> WORK TO BE COMPLETED:
Rewrite the rows as a numbered list, leaving out blank lines, starting with the line that contains "Patent image size: (816, 343)." and going on through the line that contains "The belt 1 is at (74, 212).".

> RECORDS SUPPLIED:
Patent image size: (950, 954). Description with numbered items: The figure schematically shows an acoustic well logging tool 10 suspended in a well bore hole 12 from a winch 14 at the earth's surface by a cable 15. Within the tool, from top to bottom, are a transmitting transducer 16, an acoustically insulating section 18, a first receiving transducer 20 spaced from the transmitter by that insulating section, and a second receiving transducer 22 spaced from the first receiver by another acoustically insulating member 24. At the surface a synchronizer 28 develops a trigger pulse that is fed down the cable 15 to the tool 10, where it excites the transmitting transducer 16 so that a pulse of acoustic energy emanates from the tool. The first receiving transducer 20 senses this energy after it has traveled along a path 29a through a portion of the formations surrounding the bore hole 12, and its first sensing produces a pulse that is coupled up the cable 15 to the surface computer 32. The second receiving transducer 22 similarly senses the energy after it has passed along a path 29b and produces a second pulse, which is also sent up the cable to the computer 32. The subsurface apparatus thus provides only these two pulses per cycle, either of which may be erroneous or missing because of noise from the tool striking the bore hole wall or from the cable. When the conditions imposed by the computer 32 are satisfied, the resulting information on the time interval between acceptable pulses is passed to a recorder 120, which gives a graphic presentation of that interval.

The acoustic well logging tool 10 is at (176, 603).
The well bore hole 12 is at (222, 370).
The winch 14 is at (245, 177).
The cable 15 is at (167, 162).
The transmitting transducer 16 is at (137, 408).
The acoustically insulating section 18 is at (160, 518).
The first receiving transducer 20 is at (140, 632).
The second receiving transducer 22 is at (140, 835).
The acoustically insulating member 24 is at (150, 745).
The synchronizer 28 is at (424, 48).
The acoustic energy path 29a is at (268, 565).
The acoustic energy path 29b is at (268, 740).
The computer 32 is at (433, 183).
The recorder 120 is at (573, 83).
==
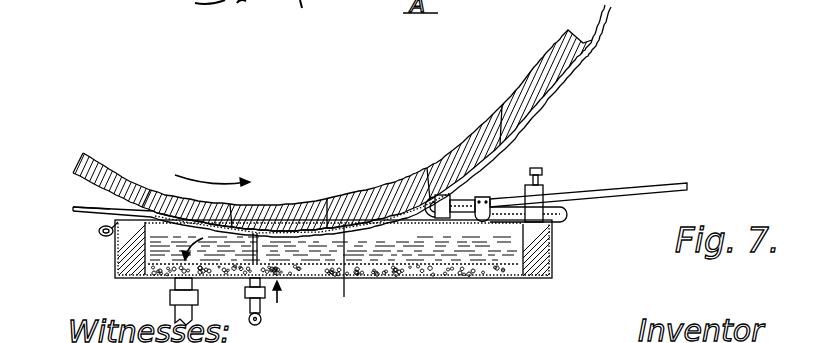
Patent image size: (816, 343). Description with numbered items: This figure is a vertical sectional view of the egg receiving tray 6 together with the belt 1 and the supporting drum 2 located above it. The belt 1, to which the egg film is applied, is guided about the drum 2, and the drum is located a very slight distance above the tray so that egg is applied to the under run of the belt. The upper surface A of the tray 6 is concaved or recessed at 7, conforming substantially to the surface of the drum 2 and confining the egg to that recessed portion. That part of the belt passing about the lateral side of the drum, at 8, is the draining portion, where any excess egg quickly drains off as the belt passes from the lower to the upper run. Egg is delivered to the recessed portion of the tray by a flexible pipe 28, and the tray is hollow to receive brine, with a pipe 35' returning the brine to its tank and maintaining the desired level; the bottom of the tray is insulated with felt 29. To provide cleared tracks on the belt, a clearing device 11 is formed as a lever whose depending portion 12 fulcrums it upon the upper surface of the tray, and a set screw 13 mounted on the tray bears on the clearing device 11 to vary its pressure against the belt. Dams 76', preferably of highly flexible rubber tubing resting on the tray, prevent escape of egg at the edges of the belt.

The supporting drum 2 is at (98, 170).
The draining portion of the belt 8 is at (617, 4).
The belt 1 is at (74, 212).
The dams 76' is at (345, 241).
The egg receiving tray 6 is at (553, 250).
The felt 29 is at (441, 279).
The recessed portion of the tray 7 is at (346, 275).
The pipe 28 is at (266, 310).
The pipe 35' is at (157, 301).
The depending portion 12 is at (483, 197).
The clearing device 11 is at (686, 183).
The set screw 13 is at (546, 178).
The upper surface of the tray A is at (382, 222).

> WRITTEN SOLUTION:
1. Patent image size: (816, 343). Description with numbered items: This figure is a vertical sectional view of the egg receiving tray 6 together with the belt 1 and the supporting drum 2 located above it. The belt 1, to which the egg film is applied, is guided about the drum 2, and the drum is located a very slight distance above the tray so that egg is applied to the under run of the belt. The upper surface A of the tray 6 is concaved or recessed at 7, conforming substantially to the surface of the drum 2 and confining the egg to that recessed portion. That part of the belt passing about the lateral side of the drum, at 8, is the draining portion, where any excess egg quickly drains off as the belt passes from the lower to the upper run. Egg is delivered to the recessed portion of the tray by a flexible pipe 28, and the tray is hollow to receive brine, with a pipe 35' returning the brine to its tank and maintaining the desired level; the bottom of the tray is insulated with felt 29. To provide cleared tracks on the belt, a clearing device 11 is formed as a lever whose depending portion 12 fulcrums it upon the upper surface of the tray, and a set screw 13 mounted on the tray bears on the clearing device 11 to vary its pressure against the belt. Dams 76', preferably of highly flexible rubber tubing resting on the tray, prevent escape of egg at the edges of the belt.
2. The supporting drum 2 is at (98, 170).
3. The draining portion of the belt 8 is at (617, 4).
4. The belt 1 is at (74, 212).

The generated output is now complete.